### Material for the task ###
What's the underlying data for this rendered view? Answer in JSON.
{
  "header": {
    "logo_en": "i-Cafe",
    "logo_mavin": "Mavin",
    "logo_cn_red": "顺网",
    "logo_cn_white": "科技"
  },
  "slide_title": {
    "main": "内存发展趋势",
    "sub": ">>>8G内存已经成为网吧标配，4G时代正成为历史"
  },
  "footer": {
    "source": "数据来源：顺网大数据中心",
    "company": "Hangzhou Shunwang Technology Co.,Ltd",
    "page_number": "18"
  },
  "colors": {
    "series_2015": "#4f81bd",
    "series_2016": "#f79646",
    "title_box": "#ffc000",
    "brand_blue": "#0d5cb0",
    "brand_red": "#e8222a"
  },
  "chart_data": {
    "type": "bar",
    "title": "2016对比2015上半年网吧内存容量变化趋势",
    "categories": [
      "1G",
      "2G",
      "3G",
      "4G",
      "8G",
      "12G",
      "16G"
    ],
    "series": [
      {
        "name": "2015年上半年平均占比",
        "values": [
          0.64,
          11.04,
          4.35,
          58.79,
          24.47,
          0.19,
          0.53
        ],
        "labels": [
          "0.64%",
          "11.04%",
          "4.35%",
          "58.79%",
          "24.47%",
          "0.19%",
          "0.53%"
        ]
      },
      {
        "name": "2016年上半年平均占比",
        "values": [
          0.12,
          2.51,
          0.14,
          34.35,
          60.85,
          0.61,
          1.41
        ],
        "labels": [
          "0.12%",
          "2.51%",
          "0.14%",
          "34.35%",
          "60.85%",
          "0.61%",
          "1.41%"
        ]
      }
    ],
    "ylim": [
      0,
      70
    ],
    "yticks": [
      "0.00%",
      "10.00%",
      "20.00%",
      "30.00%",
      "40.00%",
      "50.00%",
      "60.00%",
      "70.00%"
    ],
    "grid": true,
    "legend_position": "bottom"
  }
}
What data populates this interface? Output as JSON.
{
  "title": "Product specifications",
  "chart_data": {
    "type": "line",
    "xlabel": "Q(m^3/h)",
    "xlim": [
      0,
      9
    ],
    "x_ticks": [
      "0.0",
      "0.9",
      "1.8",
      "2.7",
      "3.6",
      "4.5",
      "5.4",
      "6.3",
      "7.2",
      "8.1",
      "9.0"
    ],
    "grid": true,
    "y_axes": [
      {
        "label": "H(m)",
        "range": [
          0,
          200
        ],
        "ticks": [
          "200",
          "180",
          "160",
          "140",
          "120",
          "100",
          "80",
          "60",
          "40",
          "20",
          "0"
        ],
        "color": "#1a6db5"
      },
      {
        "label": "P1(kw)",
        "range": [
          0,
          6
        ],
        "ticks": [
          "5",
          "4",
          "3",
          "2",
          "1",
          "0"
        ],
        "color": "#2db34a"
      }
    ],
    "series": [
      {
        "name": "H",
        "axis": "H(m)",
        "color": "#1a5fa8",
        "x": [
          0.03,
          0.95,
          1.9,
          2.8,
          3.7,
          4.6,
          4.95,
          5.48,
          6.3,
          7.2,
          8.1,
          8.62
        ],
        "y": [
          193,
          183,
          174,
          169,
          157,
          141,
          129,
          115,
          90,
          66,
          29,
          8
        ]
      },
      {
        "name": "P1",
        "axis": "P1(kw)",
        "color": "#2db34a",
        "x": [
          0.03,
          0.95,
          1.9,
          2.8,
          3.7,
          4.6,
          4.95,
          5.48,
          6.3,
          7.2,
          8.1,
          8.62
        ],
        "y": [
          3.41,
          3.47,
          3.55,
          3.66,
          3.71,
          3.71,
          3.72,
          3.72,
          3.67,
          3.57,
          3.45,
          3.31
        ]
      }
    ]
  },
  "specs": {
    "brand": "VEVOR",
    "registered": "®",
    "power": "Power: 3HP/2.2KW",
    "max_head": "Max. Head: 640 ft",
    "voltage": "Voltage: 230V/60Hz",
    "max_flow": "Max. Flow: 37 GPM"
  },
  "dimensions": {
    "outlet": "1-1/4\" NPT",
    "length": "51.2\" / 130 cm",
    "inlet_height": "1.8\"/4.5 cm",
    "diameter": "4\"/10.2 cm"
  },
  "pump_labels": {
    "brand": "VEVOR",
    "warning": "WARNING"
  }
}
###
Task brief
Transcribe every record above exactly as it appears.

Correct answer
What's the underlying data for this rendered view? Answer in JSON.
{
  "header": {
    "logo_en": "i-Cafe",
    "logo_mavin": "Mavin",
    "logo_cn_red": "顺网",
    "logo_cn_white": "科技"
  },
  "slide_title": {
    "main": "内存发展趋势",
    "sub": ">>>8G内存已经成为网吧标配，4G时代正成为历史"
  },
  "footer": {
    "source": "数据来源：顺网大数据中心",
    "company": "Hangzhou Shunwang Technology Co.,Ltd",
    "page_number": "18"
  },
  "colors": {
    "series_2015": "#4f81bd",
    "series_2016": "#f79646",
    "title_box": "#ffc000",
    "brand_blue": "#0d5cb0",
    "brand_red": "#e8222a"
  },
  "chart_data": {
    "type": "bar",
    "title": "2016对比2015上半年网吧内存容量变化趋势",
    "categories": [
      "1G",
      "2G",
      "3G",
      "4G",
      "8G",
      "12G",
      "16G"
    ],
    "series": [
      {
        "name": "2015年上半年平均占比",
        "values": [
          0.64,
          11.04,
          4.35,
          58.79,
          24.47,
          0.19,
          0.53
        ],
        "labels": [
          "0.64%",
          "11.04%",
          "4.35%",
          "58.79%",
          "24.47%",
          "0.19%",
          "0.53%"
        ]
      },
      {
        "name": "2016年上半年平均占比",
        "values": [
          0.12,
          2.51,
          0.14,
          34.35,
          60.85,
          0.61,
          1.41
        ],
        "labels": [
          "0.12%",
          "2.51%",
          "0.14%",
          "34.35%",
          "60.85%",
          "0.61%",
          "1.41%"
        ]
      }
    ],
    "ylim": [
      0,
      70
    ],
    "yticks": [
      "0.00%",
      "10.00%",
      "20.00%",
      "30.00%",
      "40.00%",
      "50.00%",
      "60.00%",
      "70.00%"
    ],
    "grid": true,
    "legend_position": "bottom"
  }
}
What data populates this interface? Output as JSON.
{
  "title": "Product specifications",
  "chart_data": {
    "type": "line",
    "xlabel": "Q(m^3/h)",
    "xlim": [
      0,
      9
    ],
    "x_ticks": [
      "0.0",
      "0.9",
      "1.8",
      "2.7",
      "3.6",
      "4.5",
      "5.4",
      "6.3",
      "7.2",
      "8.1",
      "9.0"
    ],
    "grid": true,
    "y_axes": [
      {
        "label": "H(m)",
        "range": [
          0,
          200
        ],
        "ticks": [
          "200",
          "180",
          "160",
          "140",
          "120",
          "100",
          "80",
          "60",
          "40",
          "20",
          "0"
        ],
        "color": "#1a6db5"
      },
      {
        "label": "P1(kw)",
        "range": [
          0,
          6
        ],
        "ticks": [
          "5",
          "4",
          "3",
          "2",
          "1",
          "0"
        ],
        "color": "#2db34a"
      }
    ],
    "series": [
      {
        "name": "H",
        "axis": "H(m)",
        "color": "#1a5fa8",
        "x": [
          0.03,
          0.95,
          1.9,
          2.8,
          3.7,
          4.6,
          4.95,
          5.48,
          6.3,
          7.2,
          8.1,
          8.62
        ],
        "y": [
          193,
          183,
          174,
          169,
          157,
          141,
          129,
          115,
          90,
          66,
          29,
          8
        ]
      },
      {
        "name": "P1",
        "axis": "P1(kw)",
        "color": "#2db34a",
        "x": [
          0.03,
          0.95,
          1.9,
          2.8,
          3.7,
          4.6,
          4.95,
          5.48,
          6.3,
          7.2,
          8.1,
          8.62
        ],
        "y": [
          3.41,
          3.47,
          3.55,
          3.66,
          3.71,
          3.71,
          3.72,
          3.72,
          3.67,
          3.57,
          3.45,
          3.31
        ]
      }
    ]
  },
  "specs": {
    "brand": "VEVOR",
    "registered": "®",
    "power": "Power: 3HP/2.2KW",
    "max_head": "Max. Head: 640 ft",
    "voltage": "Voltage: 230V/60Hz",
    "max_flow": "Max. Flow: 37 GPM"
  },
  "dimensions": {
    "outlet": "1-1/4\" NPT",
    "length": "51.2\" / 130 cm",
    "inlet_height": "1.8\"/4.5 cm",
    "diameter": "4\"/10.2 cm"
  },
  "pump_labels": {
    "brand": "VEVOR",
    "warning": "WARNING"
  }
}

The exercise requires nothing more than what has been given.